▶ **Short task**
Go through the material below and copy each line where the word "xlabel" appears.

▶ **Dataset content**
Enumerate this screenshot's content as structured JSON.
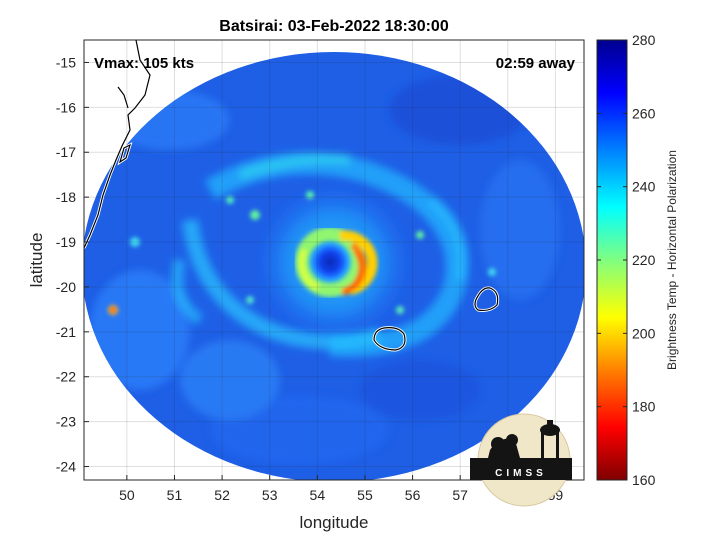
{
  "chart_data": {
    "type": "heatmap",
    "title": "Batsirai: 03-Feb-2022 18:30:00",
    "xlabel": "longitude",
    "ylabel": "latitude",
    "xlim": [
      49.1,
      59.6
    ],
    "ylim": [
      -24.3,
      -14.5
    ],
    "xticks": [
      50,
      51,
      52,
      53,
      54,
      55,
      56,
      57,
      58,
      59
    ],
    "yticks": [
      -15,
      -16,
      -17,
      -18,
      -19,
      -20,
      -21,
      -22,
      -23,
      -24
    ],
    "grid": true,
    "annotations": {
      "vmax": "Vmax: 105 kts",
      "time_away": "02:59 away"
    },
    "colorbar": {
      "label": "Brightness Temp - Horizontal Polarization",
      "range": [
        160,
        280
      ],
      "ticks": [
        160,
        180,
        200,
        220,
        240,
        260,
        280
      ],
      "colormap": [
        "#7f0000",
        "#ff0000",
        "#ff8000",
        "#ffff00",
        "#80ff80",
        "#00ffff",
        "#0080ff",
        "#0000ff",
        "#00008f"
      ]
    },
    "storm_center": {
      "lon": 54.3,
      "lat": -19.4
    },
    "eye_temperature": 268,
    "eyewall_min_temperature": 195,
    "swath_background_temperature": 265,
    "logo_text": "CIMSS"
  }
}
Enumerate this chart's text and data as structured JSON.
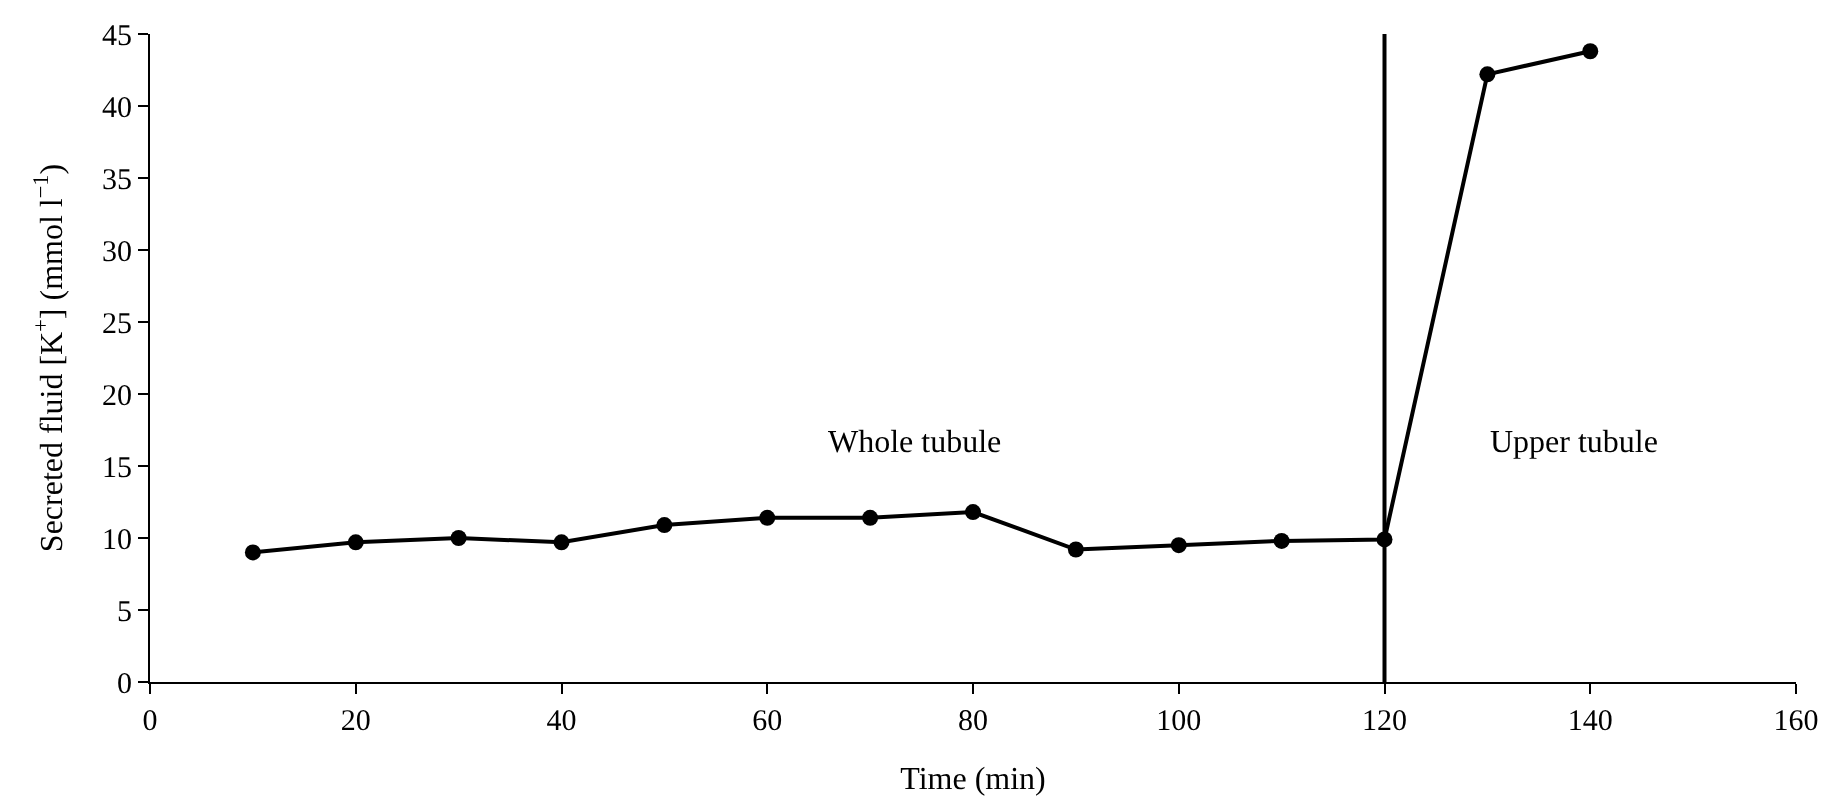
{
  "chart_data": {
    "type": "line",
    "xlabel": "Time (min)",
    "ylabel": "Secreted fluid [K$^{+}$] (mmol l$^{−1}$)",
    "x": [
      10,
      20,
      30,
      40,
      50,
      60,
      70,
      80,
      90,
      100,
      110,
      120,
      130,
      140
    ],
    "series": [
      {
        "color": "#000000",
        "values": [
          9.0,
          9.7,
          10.0,
          9.7,
          10.9,
          11.4,
          11.4,
          11.8,
          9.2,
          9.5,
          9.8,
          9.9,
          42.2,
          43.8
        ]
      }
    ],
    "xlim": [
      0,
      160
    ],
    "xticks": [
      0,
      20,
      40,
      60,
      80,
      100,
      120,
      140,
      160
    ],
    "ylim": [
      0,
      45
    ],
    "yticks": [
      0,
      5,
      10,
      15,
      20,
      25,
      30,
      35,
      40,
      45
    ],
    "ref_lines": [
      {
        "axis": "x",
        "value": 120,
        "color": "#000000"
      }
    ],
    "annotations": [
      "Whole tubule",
      "Upper tubule"
    ],
    "marker": "circle",
    "line_style": "solid"
  }
}
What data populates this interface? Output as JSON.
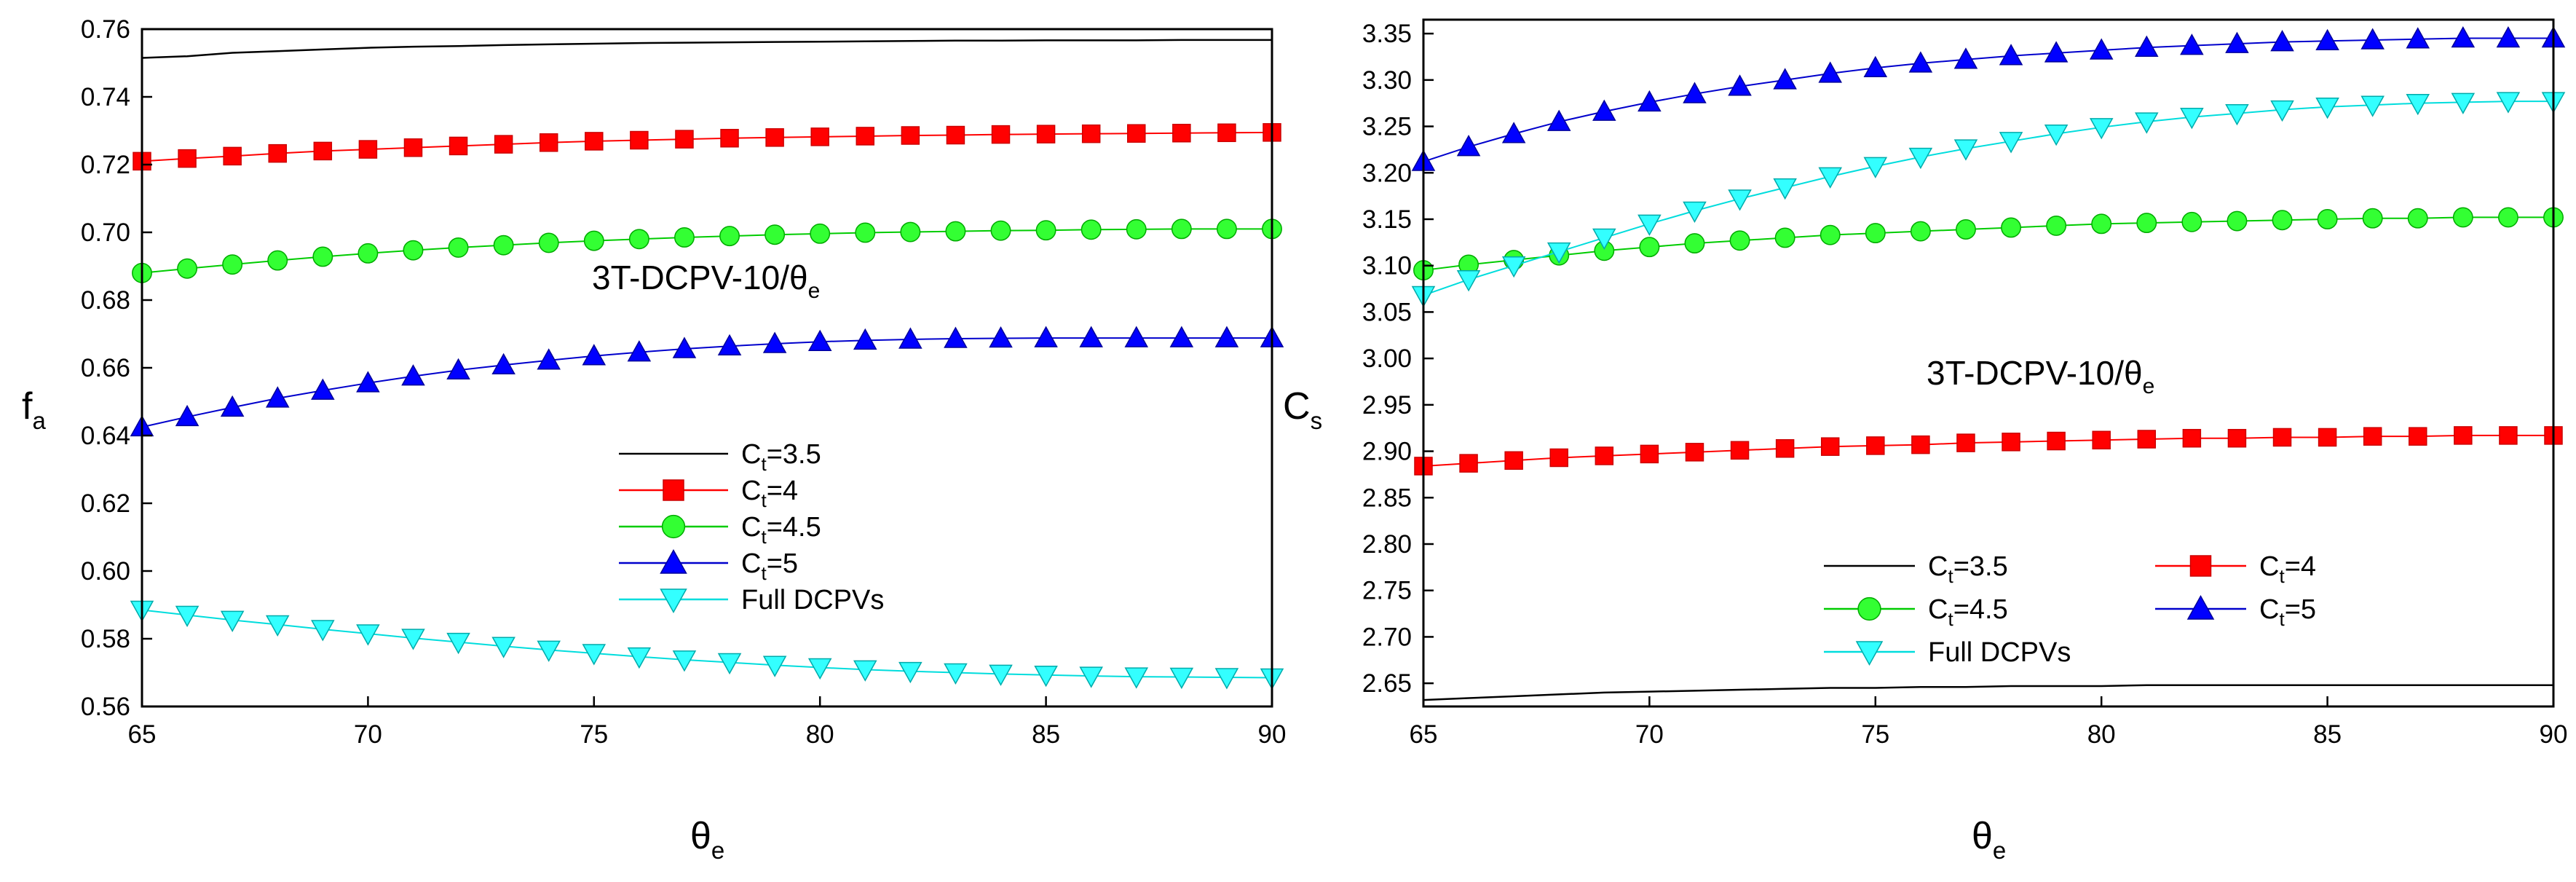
{
  "chart_data": [
    {
      "type": "line",
      "x": [
        65,
        66,
        67,
        68,
        69,
        70,
        71,
        72,
        73,
        74,
        75,
        76,
        77,
        78,
        79,
        80,
        81,
        82,
        83,
        84,
        85,
        86,
        87,
        88,
        89,
        90
      ],
      "xlim": [
        65,
        90
      ],
      "xticks": [
        "65",
        "70",
        "75",
        "80",
        "85",
        "90"
      ],
      "ylim": [
        0.56,
        0.76
      ],
      "yticks": [
        "0.56",
        "0.58",
        "0.60",
        "0.62",
        "0.64",
        "0.66",
        "0.68",
        "0.70",
        "0.72",
        "0.74",
        "0.76"
      ],
      "xlabel": {
        "main": "θ",
        "sub": "e"
      },
      "ylabel": {
        "main": "f",
        "sub": "a"
      },
      "annotation": {
        "main": "3T-DCPV-10/θ",
        "sub": "e"
      },
      "legend_position": "center-right",
      "series": [
        {
          "name": "Ct=3.5",
          "label_main": "C",
          "label_sub": "t",
          "label_rest": "=3.5",
          "color": "#000000",
          "marker": "none",
          "fill": "",
          "edge": "",
          "values": [
            0.7515,
            0.752,
            0.753,
            0.7535,
            0.754,
            0.7545,
            0.7548,
            0.755,
            0.7553,
            0.7555,
            0.7557,
            0.7559,
            0.756,
            0.7561,
            0.7562,
            0.7563,
            0.7564,
            0.7565,
            0.7566,
            0.7566,
            0.7567,
            0.7567,
            0.7567,
            0.7568,
            0.7568,
            0.7568
          ]
        },
        {
          "name": "Ct=4",
          "label_main": "C",
          "label_sub": "t",
          "label_rest": "=4",
          "color": "#ff0000",
          "marker": "square",
          "fill": "#ff0000",
          "edge": "#cc0000",
          "values": [
            0.721,
            0.7218,
            0.7225,
            0.7233,
            0.724,
            0.7245,
            0.725,
            0.7255,
            0.726,
            0.7265,
            0.7269,
            0.7272,
            0.7275,
            0.7278,
            0.728,
            0.7282,
            0.7284,
            0.7286,
            0.7287,
            0.7289,
            0.729,
            0.7291,
            0.7292,
            0.7293,
            0.7294,
            0.7295
          ]
        },
        {
          "name": "Ct=4.5",
          "label_main": "C",
          "label_sub": "t",
          "label_rest": "=4.5",
          "color": "#00cc00",
          "marker": "circle",
          "fill": "#33ff33",
          "edge": "#00aa00",
          "values": [
            0.688,
            0.6893,
            0.6905,
            0.6917,
            0.6928,
            0.6938,
            0.6947,
            0.6955,
            0.6962,
            0.6969,
            0.6975,
            0.698,
            0.6985,
            0.6989,
            0.6993,
            0.6996,
            0.6999,
            0.7001,
            0.7003,
            0.7005,
            0.7006,
            0.7008,
            0.7009,
            0.701,
            0.701,
            0.701
          ]
        },
        {
          "name": "Ct=5",
          "label_main": "C",
          "label_sub": "t",
          "label_rest": "=5",
          "color": "#0000cc",
          "marker": "triangle-up",
          "fill": "#0000ff",
          "edge": "#000099",
          "values": [
            0.6425,
            0.6455,
            0.6483,
            0.651,
            0.6533,
            0.6555,
            0.6575,
            0.6593,
            0.6608,
            0.6622,
            0.6635,
            0.6646,
            0.6656,
            0.6664,
            0.6671,
            0.6677,
            0.6681,
            0.6684,
            0.6686,
            0.6687,
            0.6688,
            0.6688,
            0.6688,
            0.6688,
            0.6688,
            0.6688
          ]
        },
        {
          "name": "Full DCPVs",
          "label_main": "Full DCPVs",
          "label_sub": "",
          "label_rest": "",
          "color": "#00dddd",
          "marker": "triangle-down",
          "fill": "#33ffff",
          "edge": "#00aaaa",
          "values": [
            0.5885,
            0.587,
            0.5855,
            0.5842,
            0.5828,
            0.5815,
            0.5802,
            0.579,
            0.5778,
            0.5767,
            0.5757,
            0.5747,
            0.5738,
            0.573,
            0.5722,
            0.5715,
            0.5709,
            0.5704,
            0.57,
            0.5696,
            0.5693,
            0.569,
            0.5688,
            0.5687,
            0.5686,
            0.5685
          ]
        }
      ]
    },
    {
      "type": "line",
      "x": [
        65,
        66,
        67,
        68,
        69,
        70,
        71,
        72,
        73,
        74,
        75,
        76,
        77,
        78,
        79,
        80,
        81,
        82,
        83,
        84,
        85,
        86,
        87,
        88,
        89,
        90
      ],
      "xlim": [
        65,
        90
      ],
      "xticks": [
        "65",
        "70",
        "75",
        "80",
        "85",
        "90"
      ],
      "ylim": [
        2.625,
        3.365
      ],
      "yticks": [
        "2.65",
        "2.70",
        "2.75",
        "2.80",
        "2.85",
        "2.90",
        "2.95",
        "3.00",
        "3.05",
        "3.10",
        "3.15",
        "3.20",
        "3.25",
        "3.30",
        "3.35"
      ],
      "xlabel": {
        "main": "θ",
        "sub": "e"
      },
      "ylabel": {
        "main": "C",
        "sub": "s"
      },
      "annotation": {
        "main": "3T-DCPV-10/θ",
        "sub": "e"
      },
      "legend_position": "bottom-center",
      "series": [
        {
          "name": "Ct=3.5",
          "label_main": "C",
          "label_sub": "t",
          "label_rest": "=3.5",
          "color": "#000000",
          "marker": "none",
          "fill": "",
          "edge": "",
          "values": [
            2.632,
            2.634,
            2.636,
            2.638,
            2.64,
            2.641,
            2.642,
            2.643,
            2.644,
            2.645,
            2.645,
            2.646,
            2.646,
            2.647,
            2.647,
            2.647,
            2.648,
            2.648,
            2.648,
            2.648,
            2.648,
            2.648,
            2.648,
            2.648,
            2.648,
            2.648
          ]
        },
        {
          "name": "Ct=4",
          "label_main": "C",
          "label_sub": "t",
          "label_rest": "=4",
          "color": "#ff0000",
          "marker": "square",
          "fill": "#ff0000",
          "edge": "#cc0000",
          "values": [
            2.884,
            2.887,
            2.89,
            2.893,
            2.895,
            2.897,
            2.899,
            2.901,
            2.903,
            2.905,
            2.906,
            2.907,
            2.909,
            2.91,
            2.911,
            2.912,
            2.913,
            2.914,
            2.914,
            2.915,
            2.915,
            2.916,
            2.916,
            2.917,
            2.917,
            2.917
          ]
        },
        {
          "name": "Ct=4.5",
          "label_main": "C",
          "label_sub": "t",
          "label_rest": "=4.5",
          "color": "#00cc00",
          "marker": "circle",
          "fill": "#33ff33",
          "edge": "#00aa00",
          "values": [
            3.095,
            3.101,
            3.106,
            3.111,
            3.116,
            3.12,
            3.124,
            3.127,
            3.13,
            3.133,
            3.135,
            3.137,
            3.139,
            3.141,
            3.143,
            3.145,
            3.146,
            3.147,
            3.148,
            3.149,
            3.15,
            3.151,
            3.151,
            3.152,
            3.152,
            3.152
          ]
        },
        {
          "name": "Ct=5",
          "label_main": "C",
          "label_sub": "t",
          "label_rest": "=5",
          "color": "#0000cc",
          "marker": "triangle-up",
          "fill": "#0000ff",
          "edge": "#000099",
          "values": [
            3.212,
            3.228,
            3.242,
            3.255,
            3.266,
            3.276,
            3.285,
            3.293,
            3.3,
            3.307,
            3.313,
            3.318,
            3.322,
            3.326,
            3.329,
            3.332,
            3.335,
            3.337,
            3.339,
            3.341,
            3.342,
            3.343,
            3.344,
            3.345,
            3.345,
            3.345
          ]
        },
        {
          "name": "Full DCPVs",
          "label_main": "Full DCPVs",
          "label_sub": "",
          "label_rest": "",
          "color": "#00dddd",
          "marker": "triangle-down",
          "fill": "#33ffff",
          "edge": "#00aaaa",
          "values": [
            3.068,
            3.085,
            3.1,
            3.115,
            3.13,
            3.145,
            3.159,
            3.172,
            3.184,
            3.196,
            3.207,
            3.217,
            3.226,
            3.234,
            3.242,
            3.249,
            3.255,
            3.26,
            3.264,
            3.268,
            3.271,
            3.273,
            3.275,
            3.276,
            3.277,
            3.277
          ]
        }
      ]
    }
  ]
}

▶ **Answer to this problem**
    "xlabel": "longitude",
    "xlabel": "Time (min)",
      "xlabel": {
      "xlabel": {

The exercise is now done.